■ **TO DO**:
Answer these questions from the vital signs text:
(a) How does the "Key terms" list define tachycardia?
(b) What is the healthy adult resting respiratory rate?
(c) What is Atlas holding in the exam room?

■ **GIVEN TEXT**:
● ● ● ● ●
Vital Signs and the Four-Step Physical Exam
Atlas, a calm clinical guide in a tidy exam room, holds a stethoscope while pointing to a labeled chart of temperature, pulse, breathing rate, and blood pressure values displayed beside a friendly anatomical practice model.
- Identify the four core vital signs and their healthy adult resting ranges
- Name the technical term that matches one out-of-range vital sign reading
- Order the four physical-examination techniques — inspection, palpation, percussion, and auscultation — in their standard sequence
- Explain why the abdominal exam places auscultation before both percussion and palpation
- Distinguish objective clinical measurements from other types of patient data
Key terms
- Vital signs
- Core measurements of temperature, heart rate, breathing, and blood pressure
- Tachycardia
- A resting adult heart rate above one hundred beats per minute
- Auscultation
- Listening to internal body sounds with a stethoscope
- Objective data
- Findings the clinician directly measures or observes, not patient-reported
Reading the Four Vital Signs
The four vital signs give an instant snapshot of physiology, each with healthy adult resting ranges. Temperature averages about 37 degrees Celsius. Heart rate normally runs 60 to 100 beats per minute, with tachycardia above 100 and bradycardia below 60. Respiratory rate sits at 12 to 20 breaths per minute. Blood pressure is healthy below 120 over 80, with readings at or above that classified as elevated and persistently high values called hypertension. Naming an out-of-range reading correctly is the first step in interpreting what the body is signaling.
● ● ● ● ●
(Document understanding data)
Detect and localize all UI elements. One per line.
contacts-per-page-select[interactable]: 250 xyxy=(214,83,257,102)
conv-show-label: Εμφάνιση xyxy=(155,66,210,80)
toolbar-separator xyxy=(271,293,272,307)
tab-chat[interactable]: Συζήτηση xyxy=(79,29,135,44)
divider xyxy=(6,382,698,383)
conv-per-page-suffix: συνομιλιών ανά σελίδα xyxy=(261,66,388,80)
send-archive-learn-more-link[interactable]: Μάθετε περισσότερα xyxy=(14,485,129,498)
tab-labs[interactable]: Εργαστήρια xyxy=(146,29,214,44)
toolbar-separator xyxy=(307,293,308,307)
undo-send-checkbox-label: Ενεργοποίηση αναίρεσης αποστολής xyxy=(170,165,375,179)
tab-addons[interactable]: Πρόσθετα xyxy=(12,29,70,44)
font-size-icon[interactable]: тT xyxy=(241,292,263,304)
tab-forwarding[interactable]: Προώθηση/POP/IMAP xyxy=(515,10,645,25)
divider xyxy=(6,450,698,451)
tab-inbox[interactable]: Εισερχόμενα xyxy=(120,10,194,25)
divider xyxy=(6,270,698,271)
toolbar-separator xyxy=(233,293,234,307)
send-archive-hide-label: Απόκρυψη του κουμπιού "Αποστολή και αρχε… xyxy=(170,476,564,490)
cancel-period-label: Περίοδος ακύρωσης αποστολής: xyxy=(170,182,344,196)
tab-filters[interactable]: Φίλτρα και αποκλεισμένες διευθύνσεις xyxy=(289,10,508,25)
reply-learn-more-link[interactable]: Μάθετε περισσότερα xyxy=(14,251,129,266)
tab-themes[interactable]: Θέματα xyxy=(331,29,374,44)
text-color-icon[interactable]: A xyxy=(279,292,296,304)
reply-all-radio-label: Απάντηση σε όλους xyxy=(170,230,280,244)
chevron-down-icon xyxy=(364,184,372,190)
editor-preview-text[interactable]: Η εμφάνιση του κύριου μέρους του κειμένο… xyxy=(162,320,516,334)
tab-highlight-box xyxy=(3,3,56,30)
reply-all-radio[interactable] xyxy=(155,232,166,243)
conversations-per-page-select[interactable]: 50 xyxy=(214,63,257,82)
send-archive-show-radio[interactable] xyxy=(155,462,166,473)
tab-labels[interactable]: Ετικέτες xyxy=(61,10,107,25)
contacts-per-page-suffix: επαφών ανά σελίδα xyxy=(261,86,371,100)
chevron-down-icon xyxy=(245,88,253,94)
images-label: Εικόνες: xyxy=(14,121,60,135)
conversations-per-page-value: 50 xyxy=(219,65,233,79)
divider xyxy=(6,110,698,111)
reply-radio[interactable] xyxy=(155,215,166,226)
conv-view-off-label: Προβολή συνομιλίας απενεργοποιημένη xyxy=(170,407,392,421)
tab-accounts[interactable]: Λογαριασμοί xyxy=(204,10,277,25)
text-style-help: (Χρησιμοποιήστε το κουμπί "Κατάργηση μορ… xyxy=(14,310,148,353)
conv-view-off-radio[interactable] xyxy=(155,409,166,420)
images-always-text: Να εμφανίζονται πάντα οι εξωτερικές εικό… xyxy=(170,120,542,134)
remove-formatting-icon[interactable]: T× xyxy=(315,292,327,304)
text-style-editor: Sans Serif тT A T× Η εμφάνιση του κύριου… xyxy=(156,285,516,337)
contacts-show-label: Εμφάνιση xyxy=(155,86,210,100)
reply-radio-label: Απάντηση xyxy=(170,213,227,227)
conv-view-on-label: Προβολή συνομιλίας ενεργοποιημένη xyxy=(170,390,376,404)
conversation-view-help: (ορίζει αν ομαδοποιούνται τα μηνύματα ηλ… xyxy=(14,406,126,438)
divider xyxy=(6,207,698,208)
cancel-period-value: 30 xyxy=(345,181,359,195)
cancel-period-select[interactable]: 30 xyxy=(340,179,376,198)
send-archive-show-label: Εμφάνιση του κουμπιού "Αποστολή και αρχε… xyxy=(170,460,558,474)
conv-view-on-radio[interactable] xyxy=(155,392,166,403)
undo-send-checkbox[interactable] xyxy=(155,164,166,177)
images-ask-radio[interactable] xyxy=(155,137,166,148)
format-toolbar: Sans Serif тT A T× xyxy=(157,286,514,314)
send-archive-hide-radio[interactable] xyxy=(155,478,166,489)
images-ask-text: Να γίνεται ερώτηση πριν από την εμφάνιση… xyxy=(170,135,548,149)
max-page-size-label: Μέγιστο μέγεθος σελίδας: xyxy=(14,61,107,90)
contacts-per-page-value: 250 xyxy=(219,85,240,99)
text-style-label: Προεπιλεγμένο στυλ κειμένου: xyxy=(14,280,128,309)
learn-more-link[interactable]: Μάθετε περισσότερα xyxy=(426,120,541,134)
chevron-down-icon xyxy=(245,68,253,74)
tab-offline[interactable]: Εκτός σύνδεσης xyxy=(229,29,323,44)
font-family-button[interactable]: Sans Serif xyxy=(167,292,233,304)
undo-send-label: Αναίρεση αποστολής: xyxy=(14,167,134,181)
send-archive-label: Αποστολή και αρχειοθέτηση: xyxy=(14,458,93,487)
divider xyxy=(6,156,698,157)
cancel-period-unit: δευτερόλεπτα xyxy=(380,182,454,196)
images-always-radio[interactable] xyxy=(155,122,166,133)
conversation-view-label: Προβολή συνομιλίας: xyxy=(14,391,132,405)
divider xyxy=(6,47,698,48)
● ● ● ● ●
■ **ANSWER BELOW**:
(a) A resting adult heart rate above one hundred beats per minute.
(b) 12 to 20 breaths per minute.
(c) A stethoscope.